### Exercise details
Exactly as written, retype the listing below, omitting the pictures.

━━━ Record set ━━━

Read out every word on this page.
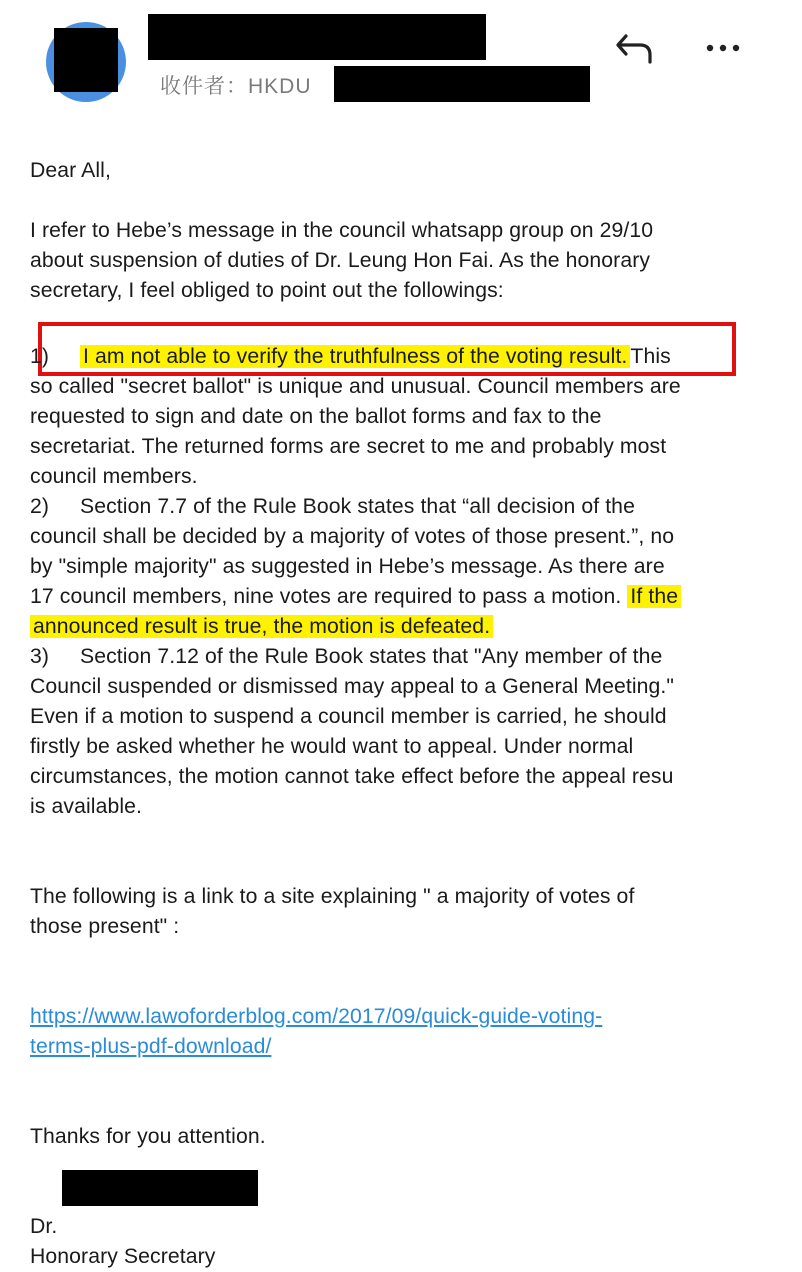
收件者：HKDU
Dear All,
I refer to Hebe’s message in the council whatsapp group on 29/10
about suspension of duties of Dr. Leung Hon Fai. As the honorary
secretary, I feel obliged to point out the followings:
1) I am not able to verify the truthfulness of the voting result. This
so called "secret ballot" is unique and unusual. Council members are
requested to sign and date on the ballot forms and fax to the
secretariat. The returned forms are secret to me and probably most
council members.
2) Section 7.7 of the Rule Book states that “all decision of the
council shall be decided by a majority of votes of those present.”, no
by "simple majority" as suggested in Hebe’s message. As there are
17 council members, nine votes are required to pass a motion. If the
announced result is true, the motion is defeated.
3) Section 7.12 of the Rule Book states that "Any member of the
Council suspended or dismissed may appeal to a General Meeting."
Even if a motion to suspend a council member is carried, he should
firstly be asked whether he would want to appeal. Under normal
circumstances, the motion cannot take effect before the appeal resu
is available.
The following is a link to a site explaining " a majority of votes of
those present" :
https://www.lawoforderblog.com/2017/09/quick-guide-voting-
terms-plus-pdf-download/
Thanks for you attention.
Dr.
Honorary Secretary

━━━

### Right answer
Read out every word on this page.
收件者：HKDU
Dear All,
I refer to Hebe’s message in the council whatsapp group on 29/10
about suspension of duties of Dr. Leung Hon Fai. As the honorary
secretary, I feel obliged to point out the followings:
1) I am not able to verify the truthfulness of the voting result. This
so called "secret ballot" is unique and unusual. Council members are
requested to sign and date on the ballot forms and fax to the
secretariat. The returned forms are secret to me and probably most
council members.
2) Section 7.7 of the Rule Book states that “all decision of the
council shall be decided by a majority of votes of those present.”, no
by "simple majority" as suggested in Hebe’s message. As there are
17 council members, nine votes are required to pass a motion. If the
announced result is true, the motion is defeated.
3) Section 7.12 of the Rule Book states that "Any member of the
Council suspended or dismissed may appeal to a General Meeting."
Even if a motion to suspend a council member is carried, he should
firstly be asked whether he would want to appeal. Under normal
circumstances, the motion cannot take effect before the appeal resu
is available.
The following is a link to a site explaining " a majority of votes of
those present" :
https://www.lawoforderblog.com/2017/09/quick-guide-voting-
terms-plus-pdf-download/
Thanks for you attention.
Dr.
Honorary Secretary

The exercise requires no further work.